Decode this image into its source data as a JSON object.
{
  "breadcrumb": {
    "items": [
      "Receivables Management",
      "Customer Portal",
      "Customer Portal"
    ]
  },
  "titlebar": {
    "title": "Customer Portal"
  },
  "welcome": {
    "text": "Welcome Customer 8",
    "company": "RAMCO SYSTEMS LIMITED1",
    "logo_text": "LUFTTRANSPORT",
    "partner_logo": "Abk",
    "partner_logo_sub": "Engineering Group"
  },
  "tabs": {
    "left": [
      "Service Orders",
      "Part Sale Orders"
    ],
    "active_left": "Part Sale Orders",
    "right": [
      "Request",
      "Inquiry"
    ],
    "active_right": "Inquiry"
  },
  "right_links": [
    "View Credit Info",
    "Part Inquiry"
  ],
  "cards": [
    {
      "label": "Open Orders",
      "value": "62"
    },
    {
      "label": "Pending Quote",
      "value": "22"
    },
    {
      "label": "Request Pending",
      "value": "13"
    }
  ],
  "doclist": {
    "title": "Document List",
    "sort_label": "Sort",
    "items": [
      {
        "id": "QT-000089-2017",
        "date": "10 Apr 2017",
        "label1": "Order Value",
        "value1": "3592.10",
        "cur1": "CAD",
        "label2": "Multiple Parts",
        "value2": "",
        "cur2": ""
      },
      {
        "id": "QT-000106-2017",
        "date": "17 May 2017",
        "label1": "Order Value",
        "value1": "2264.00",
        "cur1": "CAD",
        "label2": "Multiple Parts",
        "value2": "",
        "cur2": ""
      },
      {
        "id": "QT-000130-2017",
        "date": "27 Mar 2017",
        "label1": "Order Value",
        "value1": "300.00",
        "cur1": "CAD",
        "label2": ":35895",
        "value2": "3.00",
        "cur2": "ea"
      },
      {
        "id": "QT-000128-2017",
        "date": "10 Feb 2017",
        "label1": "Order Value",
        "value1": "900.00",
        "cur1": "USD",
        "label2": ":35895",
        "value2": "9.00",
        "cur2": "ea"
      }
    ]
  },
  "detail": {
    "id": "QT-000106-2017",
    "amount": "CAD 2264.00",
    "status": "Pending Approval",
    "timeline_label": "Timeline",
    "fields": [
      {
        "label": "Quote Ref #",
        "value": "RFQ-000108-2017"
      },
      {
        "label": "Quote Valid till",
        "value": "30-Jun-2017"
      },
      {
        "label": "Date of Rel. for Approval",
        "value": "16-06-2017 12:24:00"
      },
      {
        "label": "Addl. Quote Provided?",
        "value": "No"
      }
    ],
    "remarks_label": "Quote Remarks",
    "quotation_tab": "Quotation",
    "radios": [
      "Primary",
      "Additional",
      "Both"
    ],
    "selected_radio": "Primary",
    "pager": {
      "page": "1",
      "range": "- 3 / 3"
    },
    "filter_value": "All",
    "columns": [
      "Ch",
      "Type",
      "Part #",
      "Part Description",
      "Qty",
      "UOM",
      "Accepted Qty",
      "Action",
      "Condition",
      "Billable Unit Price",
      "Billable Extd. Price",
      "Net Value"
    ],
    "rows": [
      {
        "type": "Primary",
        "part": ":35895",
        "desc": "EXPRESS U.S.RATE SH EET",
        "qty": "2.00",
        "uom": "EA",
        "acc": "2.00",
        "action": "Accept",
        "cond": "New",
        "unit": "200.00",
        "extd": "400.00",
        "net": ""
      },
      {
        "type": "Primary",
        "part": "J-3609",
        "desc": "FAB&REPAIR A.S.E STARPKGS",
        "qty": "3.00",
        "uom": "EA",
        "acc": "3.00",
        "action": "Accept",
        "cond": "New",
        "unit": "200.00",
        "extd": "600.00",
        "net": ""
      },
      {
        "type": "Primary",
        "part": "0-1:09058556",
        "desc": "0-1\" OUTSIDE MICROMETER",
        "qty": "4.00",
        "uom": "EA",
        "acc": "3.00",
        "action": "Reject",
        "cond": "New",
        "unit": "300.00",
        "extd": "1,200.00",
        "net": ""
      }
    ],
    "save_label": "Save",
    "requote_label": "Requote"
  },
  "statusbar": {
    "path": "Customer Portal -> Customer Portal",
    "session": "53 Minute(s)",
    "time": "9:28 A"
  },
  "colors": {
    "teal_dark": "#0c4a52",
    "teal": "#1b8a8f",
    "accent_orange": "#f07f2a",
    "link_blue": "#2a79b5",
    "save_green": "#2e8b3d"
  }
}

• • • • •

# What you should do
Using the entries above, state how many lines include the word "Sale", with no other words.

# The completed task
2